# Information shown
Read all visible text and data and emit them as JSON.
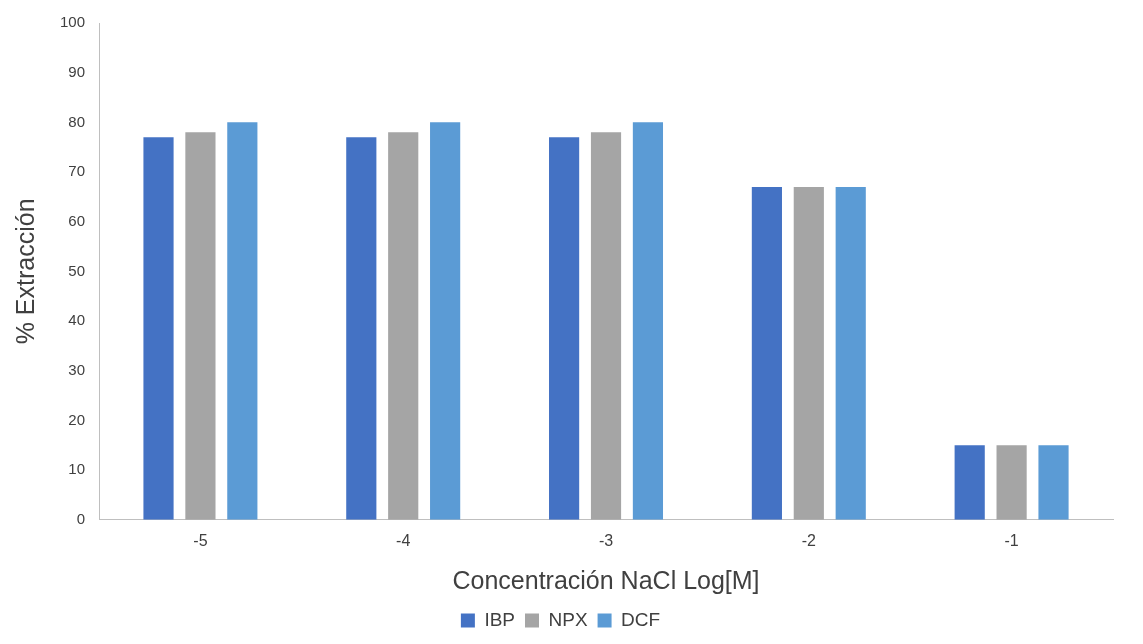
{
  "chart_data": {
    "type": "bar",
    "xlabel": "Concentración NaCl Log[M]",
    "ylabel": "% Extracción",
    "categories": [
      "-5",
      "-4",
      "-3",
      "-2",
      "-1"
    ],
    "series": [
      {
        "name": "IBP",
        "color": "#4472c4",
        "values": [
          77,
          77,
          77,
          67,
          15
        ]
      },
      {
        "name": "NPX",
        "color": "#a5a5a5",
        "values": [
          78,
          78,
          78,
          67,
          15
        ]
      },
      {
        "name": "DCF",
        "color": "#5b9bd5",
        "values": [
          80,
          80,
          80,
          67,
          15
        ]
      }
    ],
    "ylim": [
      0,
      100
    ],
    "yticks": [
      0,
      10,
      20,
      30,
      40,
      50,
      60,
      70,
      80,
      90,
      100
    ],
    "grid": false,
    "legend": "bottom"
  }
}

# Short exercise
Write out every entry again word for word, without any of the pictures.

# Answer for the task
Read all visible text and data and emit them as JSON.
{
  "chart_data": {
    "type": "bar",
    "xlabel": "Concentración NaCl Log[M]",
    "ylabel": "% Extracción",
    "categories": [
      "-5",
      "-4",
      "-3",
      "-2",
      "-1"
    ],
    "series": [
      {
        "name": "IBP",
        "color": "#4472c4",
        "values": [
          77,
          77,
          77,
          67,
          15
        ]
      },
      {
        "name": "NPX",
        "color": "#a5a5a5",
        "values": [
          78,
          78,
          78,
          67,
          15
        ]
      },
      {
        "name": "DCF",
        "color": "#5b9bd5",
        "values": [
          80,
          80,
          80,
          67,
          15
        ]
      }
    ],
    "ylim": [
      0,
      100
    ],
    "yticks": [
      0,
      10,
      20,
      30,
      40,
      50,
      60,
      70,
      80,
      90,
      100
    ],
    "grid": false,
    "legend": "bottom"
  }
}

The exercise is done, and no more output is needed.